**Items from a data source**

((

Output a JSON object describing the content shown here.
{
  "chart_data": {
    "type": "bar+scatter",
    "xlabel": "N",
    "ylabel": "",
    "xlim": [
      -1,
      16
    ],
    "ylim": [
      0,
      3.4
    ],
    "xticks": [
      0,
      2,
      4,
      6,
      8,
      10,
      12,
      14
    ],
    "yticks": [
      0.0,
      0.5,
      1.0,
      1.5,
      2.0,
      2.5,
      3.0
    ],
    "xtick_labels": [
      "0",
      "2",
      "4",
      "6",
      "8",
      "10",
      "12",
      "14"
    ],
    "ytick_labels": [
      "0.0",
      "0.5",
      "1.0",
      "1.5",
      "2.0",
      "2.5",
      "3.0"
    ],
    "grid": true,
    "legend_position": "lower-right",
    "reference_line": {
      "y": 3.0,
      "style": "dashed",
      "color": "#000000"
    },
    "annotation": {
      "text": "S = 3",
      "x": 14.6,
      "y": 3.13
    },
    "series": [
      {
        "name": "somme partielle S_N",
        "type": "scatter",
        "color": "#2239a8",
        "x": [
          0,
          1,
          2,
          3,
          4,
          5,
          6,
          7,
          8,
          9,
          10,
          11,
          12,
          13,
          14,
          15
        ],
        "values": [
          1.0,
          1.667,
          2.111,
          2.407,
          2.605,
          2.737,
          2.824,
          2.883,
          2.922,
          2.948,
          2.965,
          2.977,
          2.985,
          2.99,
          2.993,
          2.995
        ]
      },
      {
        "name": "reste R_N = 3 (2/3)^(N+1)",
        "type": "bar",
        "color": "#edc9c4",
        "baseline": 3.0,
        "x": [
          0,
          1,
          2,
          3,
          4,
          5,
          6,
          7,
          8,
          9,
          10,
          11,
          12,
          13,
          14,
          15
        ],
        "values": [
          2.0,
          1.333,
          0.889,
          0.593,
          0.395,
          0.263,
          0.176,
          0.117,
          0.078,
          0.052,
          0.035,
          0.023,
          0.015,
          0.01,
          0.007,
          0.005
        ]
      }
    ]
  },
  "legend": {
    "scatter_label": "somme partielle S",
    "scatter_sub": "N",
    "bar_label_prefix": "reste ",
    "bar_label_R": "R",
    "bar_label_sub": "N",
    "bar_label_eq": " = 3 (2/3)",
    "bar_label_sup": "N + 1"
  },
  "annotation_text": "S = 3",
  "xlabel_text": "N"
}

))

**DIRECTIONS**
Nothing should be left out: repeat all of the data exactly.

**OUTPUT FOR THIS EXERCISE**
Output a JSON object describing the content shown here.
{
  "chart_data": {
    "type": "bar+scatter",
    "xlabel": "N",
    "ylabel": "",
    "xlim": [
      -1,
      16
    ],
    "ylim": [
      0,
      3.4
    ],
    "xticks": [
      0,
      2,
      4,
      6,
      8,
      10,
      12,
      14
    ],
    "yticks": [
      0.0,
      0.5,
      1.0,
      1.5,
      2.0,
      2.5,
      3.0
    ],
    "xtick_labels": [
      "0",
      "2",
      "4",
      "6",
      "8",
      "10",
      "12",
      "14"
    ],
    "ytick_labels": [
      "0.0",
      "0.5",
      "1.0",
      "1.5",
      "2.0",
      "2.5",
      "3.0"
    ],
    "grid": true,
    "legend_position": "lower-right",
    "reference_line": {
      "y": 3.0,
      "style": "dashed",
      "color": "#000000"
    },
    "annotation": {
      "text": "S = 3",
      "x": 14.6,
      "y": 3.13
    },
    "series": [
      {
        "name": "somme partielle S_N",
        "type": "scatter",
        "color": "#2239a8",
        "x": [
          0,
          1,
          2,
          3,
          4,
          5,
          6,
          7,
          8,
          9,
          10,
          11,
          12,
          13,
          14,
          15
        ],
        "values": [
          1.0,
          1.667,
          2.111,
          2.407,
          2.605,
          2.737,
          2.824,
          2.883,
          2.922,
          2.948,
          2.965,
          2.977,
          2.985,
          2.99,
          2.993,
          2.995
        ]
      },
      {
        "name": "reste R_N = 3 (2/3)^(N+1)",
        "type": "bar",
        "color": "#edc9c4",
        "baseline": 3.0,
        "x": [
          0,
          1,
          2,
          3,
          4,
          5,
          6,
          7,
          8,
          9,
          10,
          11,
          12,
          13,
          14,
          15
        ],
        "values": [
          2.0,
          1.333,
          0.889,
          0.593,
          0.395,
          0.263,
          0.176,
          0.117,
          0.078,
          0.052,
          0.035,
          0.023,
          0.015,
          0.01,
          0.007,
          0.005
        ]
      }
    ]
  },
  "legend": {
    "scatter_label": "somme partielle S",
    "scatter_sub": "N",
    "bar_label_prefix": "reste ",
    "bar_label_R": "R",
    "bar_label_sub": "N",
    "bar_label_eq": " = 3 (2/3)",
    "bar_label_sup": "N + 1"
  },
  "annotation_text": "S = 3",
  "xlabel_text": "N"
}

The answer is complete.